_DATA SHOWN_:
— Begin —
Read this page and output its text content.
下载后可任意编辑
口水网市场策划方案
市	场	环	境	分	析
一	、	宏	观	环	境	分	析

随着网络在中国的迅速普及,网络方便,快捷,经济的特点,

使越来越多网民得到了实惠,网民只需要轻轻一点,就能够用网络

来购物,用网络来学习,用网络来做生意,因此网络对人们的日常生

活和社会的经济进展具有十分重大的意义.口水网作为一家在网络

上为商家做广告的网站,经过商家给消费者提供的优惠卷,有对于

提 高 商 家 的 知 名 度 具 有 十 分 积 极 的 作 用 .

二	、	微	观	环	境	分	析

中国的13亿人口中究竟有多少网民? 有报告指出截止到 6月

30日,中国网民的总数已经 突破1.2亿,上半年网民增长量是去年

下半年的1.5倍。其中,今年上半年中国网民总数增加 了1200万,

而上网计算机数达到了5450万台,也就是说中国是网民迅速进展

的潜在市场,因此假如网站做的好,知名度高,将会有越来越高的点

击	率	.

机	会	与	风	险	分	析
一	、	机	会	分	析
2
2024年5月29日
— End —
_WORK INSTRUCTIONS_:
Retype the entries exactly, including every line.

_WRITTEN REPLY_:
Read this page and output its text content.
下载后可任意编辑
口水网市场策划方案
市	场	环	境	分	析
一	、	宏	观	环	境	分	析

随着网络在中国的迅速普及,网络方便,快捷,经济的特点,

使越来越多网民得到了实惠,网民只需要轻轻一点,就能够用网络

来购物,用网络来学习,用网络来做生意,因此网络对人们的日常生

活和社会的经济进展具有十分重大的意义.口水网作为一家在网络

上为商家做广告的网站,经过商家给消费者提供的优惠卷,有对于

提 高 商 家 的 知 名 度 具 有 十 分 积 极 的 作 用 .

二	、	微	观	环	境	分	析

中国的13亿人口中究竟有多少网民? 有报告指出截止到 6月

30日,中国网民的总数已经 突破1.2亿,上半年网民增长量是去年

下半年的1.5倍。其中,今年上半年中国网民总数增加 了1200万,

而上网计算机数达到了5450万台,也就是说中国是网民迅速进展

的潜在市场,因此假如网站做的好,知名度高,将会有越来越高的点

击	率	.

机	会	与	风	险	分	析
一	、	机	会	分	析
2
2024年5月29日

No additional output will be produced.